## TASK BRIEF
Format every line of the data below as a numbered list, leaving out blank lines and any pictures.
+++ EXTRACTED INFORMATION +++
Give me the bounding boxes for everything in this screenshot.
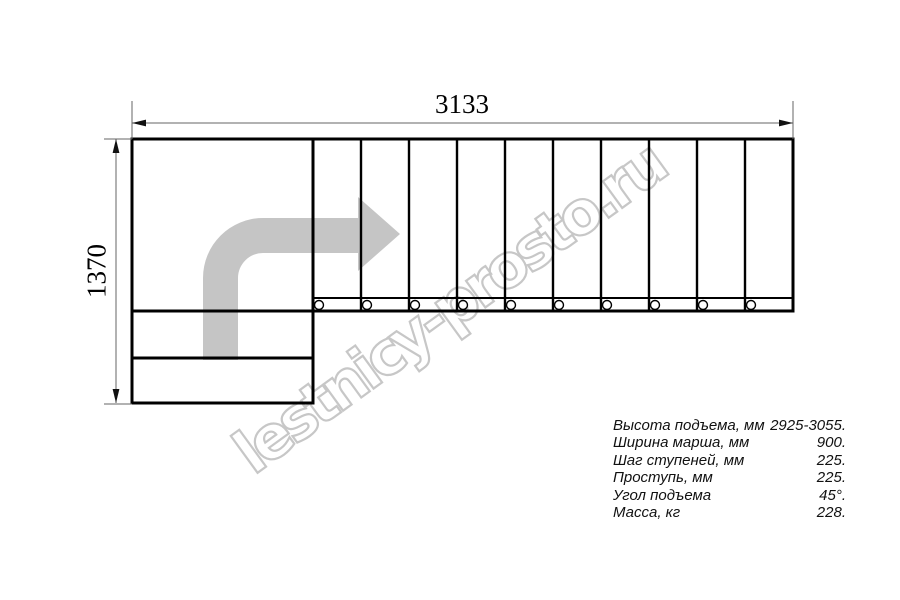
spec-value: 900. xyxy=(817,434,846,451)
baluster-circle xyxy=(555,301,564,310)
baluster-circle xyxy=(363,301,372,310)
spec-value: 2925-3055. xyxy=(770,417,846,434)
spec-label: Масса, кг xyxy=(613,504,680,521)
dim-height-label: 1370 xyxy=(84,244,111,298)
dim-arrow-right-icon xyxy=(779,120,793,127)
baluster-circle xyxy=(603,301,612,310)
spec-value: 225. xyxy=(817,452,846,469)
baluster-circle xyxy=(411,301,420,310)
spec-row: Угол подъема 45°. xyxy=(613,487,846,504)
baluster-circle xyxy=(699,301,708,310)
dim-width-label: 3133 xyxy=(435,91,489,118)
baluster-circle xyxy=(459,301,468,310)
baluster-circle xyxy=(747,301,756,310)
spec-label: Высота подъема, мм xyxy=(613,417,765,434)
spec-row: Ширина марша, мм 900. xyxy=(613,434,846,451)
spec-row: Масса, кг 228. xyxy=(613,504,846,521)
specs-table: Высота подъема, мм 2925-3055. Ширина мар… xyxy=(613,417,846,521)
baluster-circle xyxy=(507,301,516,310)
spec-row: Проступь, мм 225. xyxy=(613,469,846,486)
spec-value: 225. xyxy=(817,469,846,486)
stair-drawing-page: lestnicy-prosto.ru xyxy=(0,0,900,600)
spec-row: Высота подъема, мм 2925-3055. xyxy=(613,417,846,434)
dim-arrow-left-icon xyxy=(132,120,146,127)
baluster-circle xyxy=(315,301,324,310)
spec-value: 45°. xyxy=(819,487,846,504)
dim-arrow-bottom-icon xyxy=(113,389,120,403)
baluster-circle xyxy=(651,301,660,310)
dim-arrow-top-icon xyxy=(113,139,120,153)
spec-label: Проступь, мм xyxy=(613,469,713,486)
spec-row: Шаг ступеней, мм 225. xyxy=(613,452,846,469)
spec-value: 228. xyxy=(817,504,846,521)
spec-label: Ширина марша, мм xyxy=(613,434,749,451)
spec-label: Угол подъема xyxy=(613,487,711,504)
spec-label: Шаг ступеней, мм xyxy=(613,452,744,469)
+++
## SOLUTION TO THIS PROBLEM
1. Give me the bounding boxes for everything in this screenshot.
2. spec-value: 900. xyxy=(817,434,846,451)
3. baluster-circle xyxy=(555,301,564,310)
4. baluster-circle xyxy=(363,301,372,310)
5. spec-value: 2925-3055. xyxy=(770,417,846,434)
6. spec-label: Масса, кг xyxy=(613,504,680,521)
7. dim-height-label: 1370 xyxy=(84,244,111,298)
8. dim-arrow-right-icon xyxy=(779,120,793,127)
9. baluster-circle xyxy=(603,301,612,310)
10. spec-value: 225. xyxy=(817,452,846,469)
11. baluster-circle xyxy=(411,301,420,310)
12. spec-row: Угол подъема 45°. xyxy=(613,487,846,504)
13. baluster-circle xyxy=(699,301,708,310)
14. dim-width-label: 3133 xyxy=(435,91,489,118)
15. baluster-circle xyxy=(459,301,468,310)
16. baluster-circle xyxy=(747,301,756,310)
17. spec-label: Высота подъема, мм xyxy=(613,417,765,434)
18. spec-row: Ширина марша, мм 900. xyxy=(613,434,846,451)
19. spec-row: Масса, кг 228. xyxy=(613,504,846,521)
20. specs-table: Высота подъема, мм 2925-3055. Ширина мар… xyxy=(613,417,846,521)
21. baluster-circle xyxy=(507,301,516,310)
22. spec-row: Проступь, мм 225. xyxy=(613,469,846,486)
23. spec-value: 225. xyxy=(817,469,846,486)
24. stair-drawing-page: lestnicy-prosto.ru xyxy=(0,0,900,600)
25. spec-row: Высота подъема, мм 2925-3055. xyxy=(613,417,846,434)
26. dim-arrow-left-icon xyxy=(132,120,146,127)
27. baluster-circle xyxy=(315,301,324,310)
28. spec-value: 45°. xyxy=(819,487,846,504)
29. dim-arrow-bottom-icon xyxy=(113,389,120,403)
30. baluster-circle xyxy=(651,301,660,310)
31. dim-arrow-top-icon xyxy=(113,139,120,153)
32. spec-label: Проступь, мм xyxy=(613,469,713,486)
33. spec-row: Шаг ступеней, мм 225. xyxy=(613,452,846,469)
34. spec-value: 228. xyxy=(817,504,846,521)
35. spec-label: Ширина марша, мм xyxy=(613,434,749,451)
36. spec-label: Угол подъема xyxy=(613,487,711,504)
37. spec-label: Шаг ступеней, мм xyxy=(613,452,744,469)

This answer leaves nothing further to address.